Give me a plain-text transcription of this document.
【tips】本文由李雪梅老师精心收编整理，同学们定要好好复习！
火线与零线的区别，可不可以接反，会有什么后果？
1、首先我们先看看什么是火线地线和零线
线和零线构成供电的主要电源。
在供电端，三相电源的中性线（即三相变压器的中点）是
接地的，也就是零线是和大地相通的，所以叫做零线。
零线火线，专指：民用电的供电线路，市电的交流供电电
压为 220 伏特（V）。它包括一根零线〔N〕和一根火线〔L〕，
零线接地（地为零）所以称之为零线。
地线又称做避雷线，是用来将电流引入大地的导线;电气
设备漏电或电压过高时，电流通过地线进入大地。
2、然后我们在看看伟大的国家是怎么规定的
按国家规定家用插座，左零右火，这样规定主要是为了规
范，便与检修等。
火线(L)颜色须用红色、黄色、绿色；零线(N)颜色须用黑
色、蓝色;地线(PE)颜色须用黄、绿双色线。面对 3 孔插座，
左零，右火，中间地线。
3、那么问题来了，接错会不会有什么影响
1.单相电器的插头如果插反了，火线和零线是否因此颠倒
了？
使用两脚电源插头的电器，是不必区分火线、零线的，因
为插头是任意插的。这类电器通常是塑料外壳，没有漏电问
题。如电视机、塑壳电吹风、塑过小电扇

- [Exercise requirements]
Make an exact copy of all the data.

- [Reply]
Give me a plain-text transcription of this document.
【tips】本文由李雪梅老师精心收编整理，同学们定要好好复习！
火线与零线的区别，可不可以接反，会有什么后果？
1、首先我们先看看什么是火线地线和零线
线和零线构成供电的主要电源。
在供电端，三相电源的中性线（即三相变压器的中点）是
接地的，也就是零线是和大地相通的，所以叫做零线。
零线火线，专指：民用电的供电线路，市电的交流供电电
压为 220 伏特（V）。它包括一根零线〔N〕和一根火线〔L〕，
零线接地（地为零）所以称之为零线。
地线又称做避雷线，是用来将电流引入大地的导线;电气
设备漏电或电压过高时，电流通过地线进入大地。
2、然后我们在看看伟大的国家是怎么规定的
按国家规定家用插座，左零右火，这样规定主要是为了规
范，便与检修等。
火线(L)颜色须用红色、黄色、绿色；零线(N)颜色须用黑
色、蓝色;地线(PE)颜色须用黄、绿双色线。面对 3 孔插座，
左零，右火，中间地线。
3、那么问题来了，接错会不会有什么影响
1.单相电器的插头如果插反了，火线和零线是否因此颠倒
了？
使用两脚电源插头的电器，是不必区分火线、零线的，因
为插头是任意插的。这类电器通常是塑料外壳，没有漏电问
题。如电视机、塑壳电吹风、塑过小电扇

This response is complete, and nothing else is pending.